--- TASK INSTRUCTIONS ---
Return each line of the records holding the string "项下的代码分别表示".
......
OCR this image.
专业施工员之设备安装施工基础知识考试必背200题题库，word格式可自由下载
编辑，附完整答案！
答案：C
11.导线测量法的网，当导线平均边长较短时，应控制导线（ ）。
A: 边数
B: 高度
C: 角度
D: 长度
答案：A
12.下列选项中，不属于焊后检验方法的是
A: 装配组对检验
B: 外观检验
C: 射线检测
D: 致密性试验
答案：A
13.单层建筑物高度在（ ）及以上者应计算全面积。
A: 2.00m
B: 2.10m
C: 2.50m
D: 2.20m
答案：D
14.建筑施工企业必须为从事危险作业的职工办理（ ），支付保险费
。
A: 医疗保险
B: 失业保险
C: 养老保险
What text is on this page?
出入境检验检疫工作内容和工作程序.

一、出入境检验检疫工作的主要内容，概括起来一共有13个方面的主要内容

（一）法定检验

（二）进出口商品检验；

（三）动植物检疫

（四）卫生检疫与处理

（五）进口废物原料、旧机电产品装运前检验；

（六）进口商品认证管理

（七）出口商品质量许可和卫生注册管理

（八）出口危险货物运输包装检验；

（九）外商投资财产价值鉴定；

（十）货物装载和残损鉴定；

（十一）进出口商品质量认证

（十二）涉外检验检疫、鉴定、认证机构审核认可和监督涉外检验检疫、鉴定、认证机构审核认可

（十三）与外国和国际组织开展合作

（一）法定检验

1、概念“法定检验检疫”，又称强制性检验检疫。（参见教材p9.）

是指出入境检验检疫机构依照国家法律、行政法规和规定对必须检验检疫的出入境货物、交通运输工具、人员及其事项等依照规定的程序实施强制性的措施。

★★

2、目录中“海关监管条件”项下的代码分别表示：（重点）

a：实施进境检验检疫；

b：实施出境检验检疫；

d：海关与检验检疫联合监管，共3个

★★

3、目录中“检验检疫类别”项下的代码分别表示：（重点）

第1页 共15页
......
--- SOLUTION BELOW ---
2、目录中“海关监管条件”项下的代码分别表示：（重点）
3、目录中“检验检疫类别”项下的代码分别表示：（重点）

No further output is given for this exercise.